(PASSAGE SHOWN):

>> START

Lloyd Meeks and Joshua Clampitt with Joan Tower

John Weaver and his wife Marianne, both alumni of the Junior Conservatory Camp (Walden’s predecessor program, founded by Grace Newsom Cushman), performed an outstanding recital at All Saints’ Church in Peterborough. John’s artistry on the pipe organ and Marianne’s talent on the flute had the standing-room only audience mesmerized. This concert was one of two highly successful co-presentations with the acclaimed Monadnock Music chamber music festival.


Marianne Weaver, John Weaver, Maia McCormick, Julie Ryland, Nike Power, and Matt Johns

Three Walden alumni faculty returned this summer to give a concert: what a treat it was to have John Yankee, Carol Thomas Downing and Ned Quist of Cross Country back at Walden after a several-year hiatus. The sounds of old favorites filled the hall, and we were delighted that they included Walden in their 2009 New England tour. The Walden School Players, comprising Greg Hesselink, Claire Chase, Steve Beck, Jane Chung, Meighan Stoops and Nathan Davis (who marked ten years as a visiting artist in 2009), gave a stunning performance of contemporary repertoire, including music of Joan Tower, Pierre Boulez, and Stephen Jaffe, Walden’s Festival Forum Moderator. Jaffe’s music was also featured during our second co-presentation with Monadnock Music at the Dublin School, where musicians of Monadnock Music performed a free – and brilliant – concert for the Dublin Community and Walden’s Teacher Training Institute participants.

This summer’s choral concert, led by the extraordinary Leo Wanenchak, was given to a packed house, again at All Saints’ in Peterborough. Walden alumnus Bill Wisnom was our organist as we presented a concert devoted to the incredible music of Benjamin Britten, including Hymn to St. Cecilia and Rejoice in the Lamb, among other works. One audience member commented that he simply couldn’t believe that on top of all of the other things we do at Walden, we were able to put together such a beautiful and complete choral concert. I think the fact that we accomplished this is a testament to all of us and our commitment to performing a wonderful concert for the community, as well as Leo’s tremendous leadership of Walden’s choral program.

>> END

(EXERCISE TASK 1): In the entries, rewrite the lines between the one holding "x-axis-label: number of" and the one holding "data-point-jones xyxy=(323,340,337,354)", inclusive, as a numbered list with blank lines left out.
The text above and the entries that follow have nothing to do with each other.

(INPUT RECORDS):
>> START

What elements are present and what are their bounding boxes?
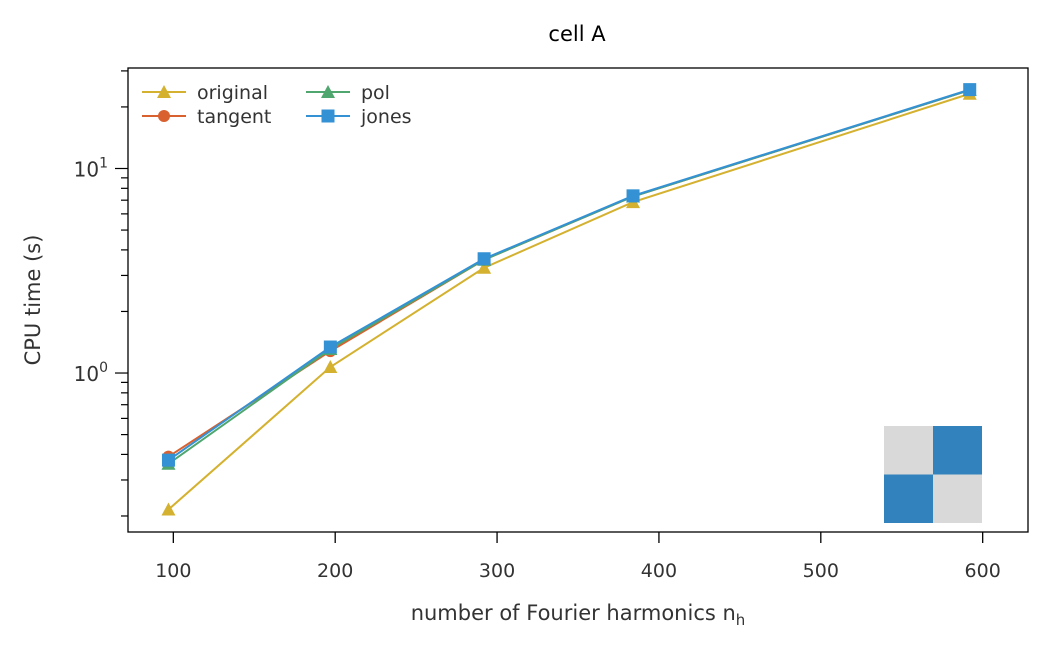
x-axis-label: number of Fourier harmonics nh xyxy=(411,601,746,629)
inset-cell xyxy=(884,426,933,475)
x-axis: 100 200 300 400 500 600 xyxy=(155,532,1001,582)
legend-marker xyxy=(158,110,170,122)
y-axis: 100 101 xyxy=(74,70,128,517)
series-jones xyxy=(161,83,977,467)
data-point-jones xyxy=(626,189,640,203)
series-line-tangent xyxy=(167,89,971,458)
series-line-original xyxy=(167,92,971,511)
legend-marker xyxy=(321,85,335,98)
data-point-jones xyxy=(963,83,977,97)
inset-cell xyxy=(933,474,982,523)
y-tick-label: 101 xyxy=(74,155,108,181)
inset-cell xyxy=(933,426,982,475)
data-point-jones xyxy=(477,252,491,266)
data-point-jones xyxy=(323,340,337,354)
chart-title: cell A xyxy=(548,22,606,46)
x-tick-label: 600 xyxy=(965,560,1001,582)
series-tangent xyxy=(162,83,976,463)
legend-label: original xyxy=(197,82,268,104)
series-pol xyxy=(161,82,977,470)
x-tick-label: 100 xyxy=(155,560,191,582)
y-tick-label: 100 xyxy=(74,360,108,386)
x-tick-label: 400 xyxy=(641,560,677,582)
data-point-original xyxy=(161,502,176,516)
x-tick-label: 300 xyxy=(479,560,515,582)
series-group xyxy=(161,82,977,516)
legend-item-pol: pol xyxy=(306,82,390,104)
series-original xyxy=(161,86,977,516)
legend-label: jones xyxy=(360,106,412,128)
y-axis-label: CPU time (s) xyxy=(21,235,45,366)
legend-item-jones: jones xyxy=(306,106,412,128)
x-tick-label: 500 xyxy=(803,560,839,582)
data-point-jones xyxy=(161,453,175,467)
data-point-original xyxy=(477,260,492,274)
x-tick-label: 200 xyxy=(317,560,353,582)
legend-marker xyxy=(321,109,335,123)
plot-frame xyxy=(127,67,1029,533)
legend-item-tangent: tangent xyxy=(142,106,271,128)
inset-cell xyxy=(884,474,933,523)
data-point-original xyxy=(323,360,338,374)
inset-pattern-icon xyxy=(884,426,982,523)
legend-marker xyxy=(157,85,171,98)
legend-item-original: original xyxy=(142,82,268,104)
legend-label: pol xyxy=(361,82,390,104)
legend-label: tangent xyxy=(197,106,271,128)
series-line-pol xyxy=(167,89,971,465)
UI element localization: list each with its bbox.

>> END

(EXERCISE TASK 2): In the passage on Walden's summer concerts, who led this summer's choral concert?

(WRITTEN RESPONSE 1):
1. x-axis-label: number of Fourier harmonics nh xyxy=(411,601,746,629)
2. inset-cell xyxy=(884,426,933,475)
3. x-axis: 100 200 300 400 500 600 xyxy=(155,532,1001,582)
4. legend-marker xyxy=(158,110,170,122)
5. y-axis: 100 101 xyxy=(74,70,128,517)
6. series-jones xyxy=(161,83,977,467)
7. data-point-jones xyxy=(626,189,640,203)
8. series-line-tangent xyxy=(167,89,971,458)
9. series-line-original xyxy=(167,92,971,511)
10. legend-marker xyxy=(321,85,335,98)
11. data-point-jones xyxy=(963,83,977,97)
12. inset-cell xyxy=(933,474,982,523)
13. y-tick-label: 101 xyxy=(74,155,108,181)
14. inset-cell xyxy=(933,426,982,475)
15. data-point-jones xyxy=(477,252,491,266)
16. data-point-jones xyxy=(323,340,337,354)

(WRITTEN RESPONSE 2): Leo Wanenchak